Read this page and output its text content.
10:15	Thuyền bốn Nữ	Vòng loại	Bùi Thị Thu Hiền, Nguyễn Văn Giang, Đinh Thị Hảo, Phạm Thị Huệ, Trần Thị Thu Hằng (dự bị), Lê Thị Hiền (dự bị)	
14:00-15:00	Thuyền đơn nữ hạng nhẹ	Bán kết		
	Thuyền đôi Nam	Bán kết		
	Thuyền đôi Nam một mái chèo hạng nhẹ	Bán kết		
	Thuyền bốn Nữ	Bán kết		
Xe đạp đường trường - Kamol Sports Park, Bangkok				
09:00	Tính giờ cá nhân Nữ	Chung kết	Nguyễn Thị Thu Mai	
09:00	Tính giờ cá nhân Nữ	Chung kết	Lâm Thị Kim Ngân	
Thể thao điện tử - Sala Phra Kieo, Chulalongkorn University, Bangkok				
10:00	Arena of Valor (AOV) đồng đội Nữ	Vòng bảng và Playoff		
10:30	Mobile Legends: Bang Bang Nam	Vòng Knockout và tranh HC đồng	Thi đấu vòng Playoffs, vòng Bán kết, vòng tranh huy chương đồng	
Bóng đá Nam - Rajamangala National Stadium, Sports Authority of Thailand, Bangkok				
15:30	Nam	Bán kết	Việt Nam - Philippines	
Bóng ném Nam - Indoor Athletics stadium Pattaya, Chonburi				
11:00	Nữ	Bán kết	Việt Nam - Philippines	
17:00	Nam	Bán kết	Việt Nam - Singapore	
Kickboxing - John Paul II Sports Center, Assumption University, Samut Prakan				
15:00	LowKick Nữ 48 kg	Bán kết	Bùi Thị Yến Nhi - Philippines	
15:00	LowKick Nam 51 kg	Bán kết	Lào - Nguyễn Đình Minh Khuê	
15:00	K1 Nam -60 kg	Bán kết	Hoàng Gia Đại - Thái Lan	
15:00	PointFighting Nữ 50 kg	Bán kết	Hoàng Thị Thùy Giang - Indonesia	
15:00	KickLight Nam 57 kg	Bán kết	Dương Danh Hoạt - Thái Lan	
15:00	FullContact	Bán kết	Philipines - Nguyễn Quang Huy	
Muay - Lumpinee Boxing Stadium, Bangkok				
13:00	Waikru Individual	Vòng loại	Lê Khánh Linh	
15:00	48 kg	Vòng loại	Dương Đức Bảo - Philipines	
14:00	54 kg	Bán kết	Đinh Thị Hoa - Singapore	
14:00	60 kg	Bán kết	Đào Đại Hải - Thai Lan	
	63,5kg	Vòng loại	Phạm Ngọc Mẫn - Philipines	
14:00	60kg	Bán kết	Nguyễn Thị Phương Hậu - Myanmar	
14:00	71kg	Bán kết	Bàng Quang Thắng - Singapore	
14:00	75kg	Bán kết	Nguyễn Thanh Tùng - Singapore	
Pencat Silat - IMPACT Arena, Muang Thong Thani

Your instructions: Find the word "Bangkok" in the material, then list each line that holds it.

Answer to this task:
Xe đạp đường trường - Kamol Sports Park, Bangkok				
Thể thao điện tử - Sala Phra Kieo, Chulalongkorn University, Bangkok				
Bóng đá Nam - Rajamangala National Stadium, Sports Authority of Thailand, Bangkok				
Muay - Lumpinee Boxing Stadium, Bangkok				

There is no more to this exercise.